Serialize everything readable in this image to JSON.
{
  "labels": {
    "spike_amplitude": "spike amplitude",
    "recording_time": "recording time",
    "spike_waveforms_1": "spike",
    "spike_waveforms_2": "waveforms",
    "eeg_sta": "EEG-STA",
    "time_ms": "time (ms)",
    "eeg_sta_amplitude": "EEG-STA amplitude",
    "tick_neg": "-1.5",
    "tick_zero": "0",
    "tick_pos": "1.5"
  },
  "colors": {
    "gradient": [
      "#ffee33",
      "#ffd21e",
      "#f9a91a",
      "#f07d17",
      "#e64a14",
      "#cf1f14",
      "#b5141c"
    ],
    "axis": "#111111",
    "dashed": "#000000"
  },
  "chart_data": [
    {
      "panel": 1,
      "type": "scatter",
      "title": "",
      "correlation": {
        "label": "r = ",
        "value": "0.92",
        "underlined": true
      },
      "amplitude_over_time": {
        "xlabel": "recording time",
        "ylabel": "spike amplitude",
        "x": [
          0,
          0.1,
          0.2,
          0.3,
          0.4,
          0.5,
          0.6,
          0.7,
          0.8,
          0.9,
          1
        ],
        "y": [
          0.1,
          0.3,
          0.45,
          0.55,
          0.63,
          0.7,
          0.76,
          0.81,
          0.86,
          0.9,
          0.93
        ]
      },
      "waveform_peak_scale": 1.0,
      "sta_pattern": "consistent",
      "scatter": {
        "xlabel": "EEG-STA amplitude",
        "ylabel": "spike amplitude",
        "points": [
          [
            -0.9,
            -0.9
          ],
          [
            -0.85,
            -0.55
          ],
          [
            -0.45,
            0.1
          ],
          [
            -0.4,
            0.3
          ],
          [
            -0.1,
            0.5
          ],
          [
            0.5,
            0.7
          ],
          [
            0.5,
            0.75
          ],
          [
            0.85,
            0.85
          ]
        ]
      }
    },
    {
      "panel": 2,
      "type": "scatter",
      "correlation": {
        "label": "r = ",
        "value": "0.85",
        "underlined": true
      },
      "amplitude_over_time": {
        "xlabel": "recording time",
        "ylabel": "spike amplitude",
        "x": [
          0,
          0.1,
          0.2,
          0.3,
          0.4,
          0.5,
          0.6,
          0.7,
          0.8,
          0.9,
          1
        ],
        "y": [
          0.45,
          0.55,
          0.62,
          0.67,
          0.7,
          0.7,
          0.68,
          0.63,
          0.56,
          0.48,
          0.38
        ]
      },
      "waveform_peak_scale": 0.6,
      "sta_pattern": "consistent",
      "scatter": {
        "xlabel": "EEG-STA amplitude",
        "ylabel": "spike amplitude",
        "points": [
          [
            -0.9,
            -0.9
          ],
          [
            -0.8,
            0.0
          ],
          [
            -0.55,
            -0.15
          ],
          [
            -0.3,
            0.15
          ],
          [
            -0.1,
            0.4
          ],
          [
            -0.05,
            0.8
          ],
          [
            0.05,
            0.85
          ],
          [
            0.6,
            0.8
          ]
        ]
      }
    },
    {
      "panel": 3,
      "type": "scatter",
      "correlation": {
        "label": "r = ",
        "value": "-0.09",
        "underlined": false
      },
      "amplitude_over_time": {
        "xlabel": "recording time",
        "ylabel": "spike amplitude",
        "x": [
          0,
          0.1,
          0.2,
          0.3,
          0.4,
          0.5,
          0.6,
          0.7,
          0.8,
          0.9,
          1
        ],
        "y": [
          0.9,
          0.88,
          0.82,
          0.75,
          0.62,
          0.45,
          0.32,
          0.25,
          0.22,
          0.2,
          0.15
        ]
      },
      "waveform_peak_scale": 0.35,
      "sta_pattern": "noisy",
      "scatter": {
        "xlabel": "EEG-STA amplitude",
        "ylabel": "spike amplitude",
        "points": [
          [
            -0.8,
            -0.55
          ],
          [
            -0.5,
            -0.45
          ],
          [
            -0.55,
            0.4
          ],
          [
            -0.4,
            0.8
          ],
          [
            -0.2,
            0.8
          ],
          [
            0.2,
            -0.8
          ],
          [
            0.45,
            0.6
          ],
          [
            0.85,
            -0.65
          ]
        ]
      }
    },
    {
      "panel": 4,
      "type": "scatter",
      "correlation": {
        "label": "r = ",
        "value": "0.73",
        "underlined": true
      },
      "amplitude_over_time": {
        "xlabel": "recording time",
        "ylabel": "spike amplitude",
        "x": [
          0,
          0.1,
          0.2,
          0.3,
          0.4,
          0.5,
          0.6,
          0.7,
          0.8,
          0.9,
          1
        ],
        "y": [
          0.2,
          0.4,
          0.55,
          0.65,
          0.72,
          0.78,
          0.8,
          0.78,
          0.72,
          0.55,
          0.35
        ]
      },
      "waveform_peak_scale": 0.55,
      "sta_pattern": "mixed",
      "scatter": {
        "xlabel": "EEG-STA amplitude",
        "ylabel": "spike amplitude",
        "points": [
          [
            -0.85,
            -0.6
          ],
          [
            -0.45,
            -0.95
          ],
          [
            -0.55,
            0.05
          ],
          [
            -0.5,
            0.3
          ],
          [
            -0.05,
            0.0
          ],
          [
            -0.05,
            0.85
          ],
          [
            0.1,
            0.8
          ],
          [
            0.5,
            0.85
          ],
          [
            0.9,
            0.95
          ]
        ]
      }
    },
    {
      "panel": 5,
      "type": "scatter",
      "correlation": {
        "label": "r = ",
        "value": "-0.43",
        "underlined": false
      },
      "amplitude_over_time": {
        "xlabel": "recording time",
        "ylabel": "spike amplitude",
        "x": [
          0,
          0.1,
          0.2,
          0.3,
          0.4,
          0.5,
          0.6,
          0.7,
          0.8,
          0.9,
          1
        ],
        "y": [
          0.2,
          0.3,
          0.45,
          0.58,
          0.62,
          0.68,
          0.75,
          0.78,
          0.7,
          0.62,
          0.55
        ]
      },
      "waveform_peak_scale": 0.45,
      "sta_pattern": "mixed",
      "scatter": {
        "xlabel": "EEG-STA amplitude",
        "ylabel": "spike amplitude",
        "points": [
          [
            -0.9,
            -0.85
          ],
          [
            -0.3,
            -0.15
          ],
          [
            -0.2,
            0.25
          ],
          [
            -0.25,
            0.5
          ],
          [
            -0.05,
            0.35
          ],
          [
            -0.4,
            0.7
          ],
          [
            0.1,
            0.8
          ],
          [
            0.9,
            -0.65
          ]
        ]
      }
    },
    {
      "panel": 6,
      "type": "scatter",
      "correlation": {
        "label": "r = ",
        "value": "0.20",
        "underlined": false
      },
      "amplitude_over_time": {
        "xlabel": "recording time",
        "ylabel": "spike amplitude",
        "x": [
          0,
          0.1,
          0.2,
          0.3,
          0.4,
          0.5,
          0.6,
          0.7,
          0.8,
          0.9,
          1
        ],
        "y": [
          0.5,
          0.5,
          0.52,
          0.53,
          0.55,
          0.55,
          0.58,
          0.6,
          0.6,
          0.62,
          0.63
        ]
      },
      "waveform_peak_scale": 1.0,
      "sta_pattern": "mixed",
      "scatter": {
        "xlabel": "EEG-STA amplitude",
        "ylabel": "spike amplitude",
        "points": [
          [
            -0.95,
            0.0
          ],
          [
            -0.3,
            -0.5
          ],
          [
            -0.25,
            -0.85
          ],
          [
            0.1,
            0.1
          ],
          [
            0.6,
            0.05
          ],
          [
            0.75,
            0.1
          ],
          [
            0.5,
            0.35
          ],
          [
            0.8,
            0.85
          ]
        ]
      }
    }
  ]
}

▶ _What needs to be done_:
The word "panel" appears in how many lines of the data? Answer with only the number.

▶ _Result of this task_:
6